GIVEN RECORDS:
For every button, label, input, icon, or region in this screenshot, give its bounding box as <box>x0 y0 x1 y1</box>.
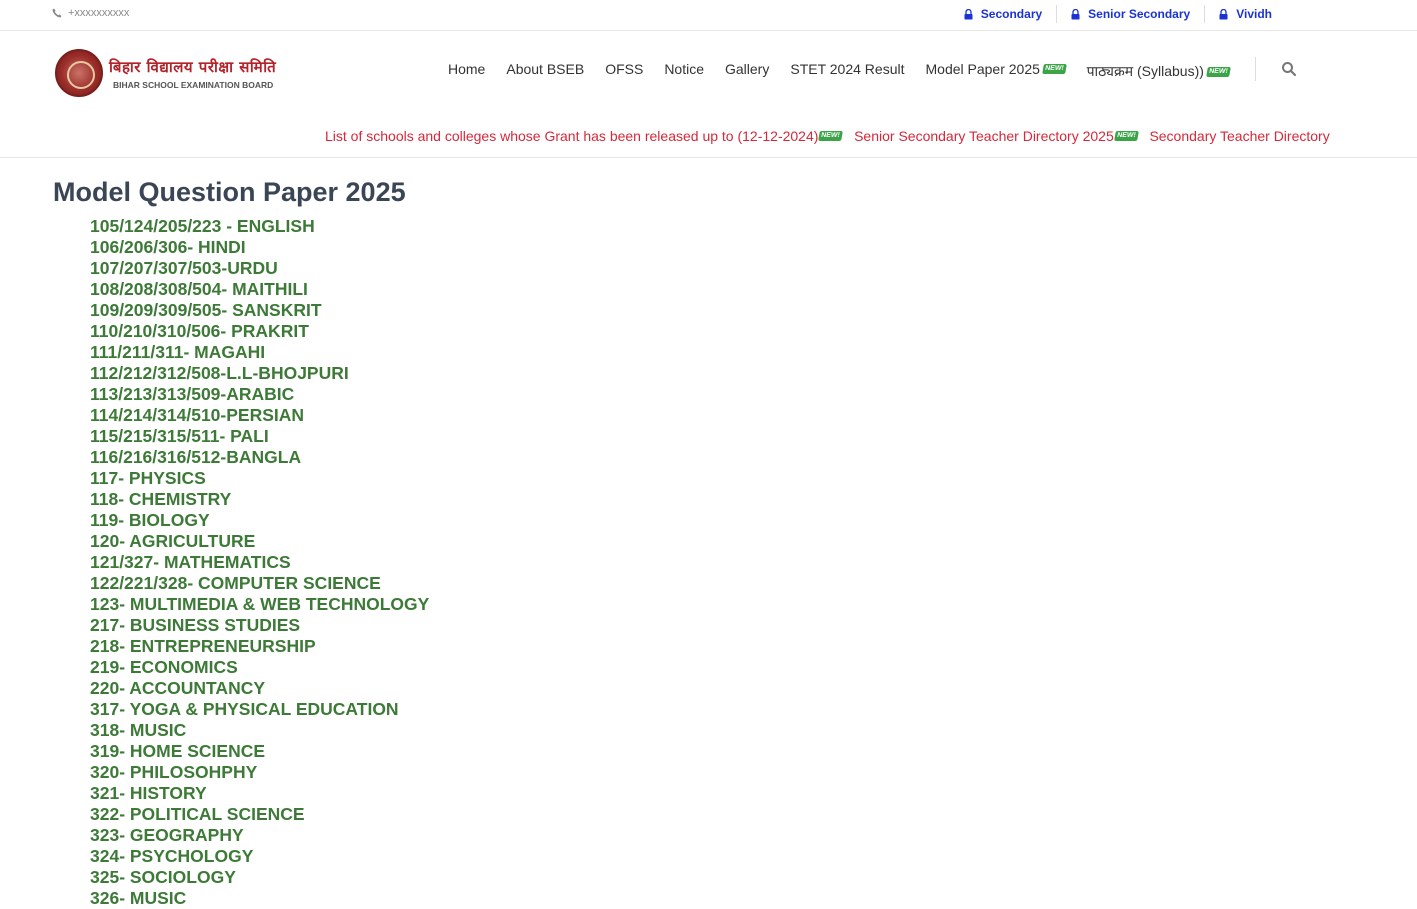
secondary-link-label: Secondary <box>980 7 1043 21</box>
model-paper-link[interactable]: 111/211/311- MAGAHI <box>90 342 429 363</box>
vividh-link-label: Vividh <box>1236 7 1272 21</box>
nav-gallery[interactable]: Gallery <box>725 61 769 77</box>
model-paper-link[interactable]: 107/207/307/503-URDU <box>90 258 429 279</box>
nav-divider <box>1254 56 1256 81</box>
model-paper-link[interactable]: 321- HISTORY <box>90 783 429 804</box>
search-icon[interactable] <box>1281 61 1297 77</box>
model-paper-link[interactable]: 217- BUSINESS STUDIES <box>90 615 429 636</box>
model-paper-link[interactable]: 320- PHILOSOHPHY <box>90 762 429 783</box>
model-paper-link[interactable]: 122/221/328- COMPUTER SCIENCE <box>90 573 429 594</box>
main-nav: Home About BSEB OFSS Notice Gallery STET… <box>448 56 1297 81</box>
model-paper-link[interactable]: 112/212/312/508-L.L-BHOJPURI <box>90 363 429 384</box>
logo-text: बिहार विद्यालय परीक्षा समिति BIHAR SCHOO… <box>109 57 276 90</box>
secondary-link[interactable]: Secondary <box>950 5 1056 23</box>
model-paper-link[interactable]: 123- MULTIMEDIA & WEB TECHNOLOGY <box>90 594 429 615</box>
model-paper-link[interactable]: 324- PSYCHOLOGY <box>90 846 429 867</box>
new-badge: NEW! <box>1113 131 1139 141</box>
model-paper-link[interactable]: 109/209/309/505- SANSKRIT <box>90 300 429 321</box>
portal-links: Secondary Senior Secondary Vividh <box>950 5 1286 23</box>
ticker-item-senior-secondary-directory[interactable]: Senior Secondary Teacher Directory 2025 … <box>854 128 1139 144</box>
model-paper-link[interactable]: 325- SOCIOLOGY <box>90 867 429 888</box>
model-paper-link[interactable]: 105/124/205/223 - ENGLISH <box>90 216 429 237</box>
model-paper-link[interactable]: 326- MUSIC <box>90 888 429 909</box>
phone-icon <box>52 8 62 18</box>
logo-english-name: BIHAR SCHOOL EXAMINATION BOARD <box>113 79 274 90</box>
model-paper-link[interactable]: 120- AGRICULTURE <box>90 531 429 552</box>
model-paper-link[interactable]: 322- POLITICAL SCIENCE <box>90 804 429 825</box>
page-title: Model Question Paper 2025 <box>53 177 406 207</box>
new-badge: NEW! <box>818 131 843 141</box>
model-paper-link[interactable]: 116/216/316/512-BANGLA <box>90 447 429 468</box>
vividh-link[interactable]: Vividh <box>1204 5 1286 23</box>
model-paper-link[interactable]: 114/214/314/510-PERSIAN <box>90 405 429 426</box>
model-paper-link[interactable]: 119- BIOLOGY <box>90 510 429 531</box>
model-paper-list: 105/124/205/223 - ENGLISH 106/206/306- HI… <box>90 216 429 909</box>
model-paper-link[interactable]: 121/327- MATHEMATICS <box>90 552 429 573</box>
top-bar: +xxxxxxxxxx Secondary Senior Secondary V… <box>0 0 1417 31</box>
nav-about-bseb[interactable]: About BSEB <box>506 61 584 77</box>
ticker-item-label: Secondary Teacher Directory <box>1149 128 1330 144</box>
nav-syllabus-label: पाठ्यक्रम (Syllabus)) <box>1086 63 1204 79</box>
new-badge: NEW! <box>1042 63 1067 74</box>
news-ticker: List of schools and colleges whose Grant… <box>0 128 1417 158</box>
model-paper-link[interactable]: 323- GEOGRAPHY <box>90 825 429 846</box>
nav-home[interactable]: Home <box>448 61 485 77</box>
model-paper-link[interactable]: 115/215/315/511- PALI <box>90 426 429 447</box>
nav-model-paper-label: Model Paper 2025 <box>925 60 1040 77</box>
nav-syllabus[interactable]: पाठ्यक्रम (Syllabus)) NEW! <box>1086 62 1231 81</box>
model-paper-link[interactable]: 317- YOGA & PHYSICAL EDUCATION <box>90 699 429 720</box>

EXERCISE GOAL:
Can you rewrite the lines of the records between the one holding "secondary-link-label: Secondary <box>980" and the one holding "model-paper-link[interactable]: 321- HISTORY", inclusive, as a Markdown table with a Row column for the row number and an Entry column for the line, leaving out any blank lines?

CORRECT OUTPUT:
| Row | Entry |
|---|---|
| 1 | secondary-link-label: Secondary <box>980 7 1043 21</box> |
| 2 | model-paper-link[interactable]: 111/211/311- MAGAHI <box>90 342 429 363</box> |
| 3 | vividh-link-label: Vividh <box>1236 7 1272 21</box> |
| 4 | nav-gallery[interactable]: Gallery <box>725 61 769 77</box> |
| 5 | model-paper-link[interactable]: 107/207/307/503-URDU <box>90 258 429 279</box> |
| 6 | nav-divider <box>1254 56 1256 81</box> |
| 7 | model-paper-link[interactable]: 321- HISTORY <box>90 783 429 804</box> |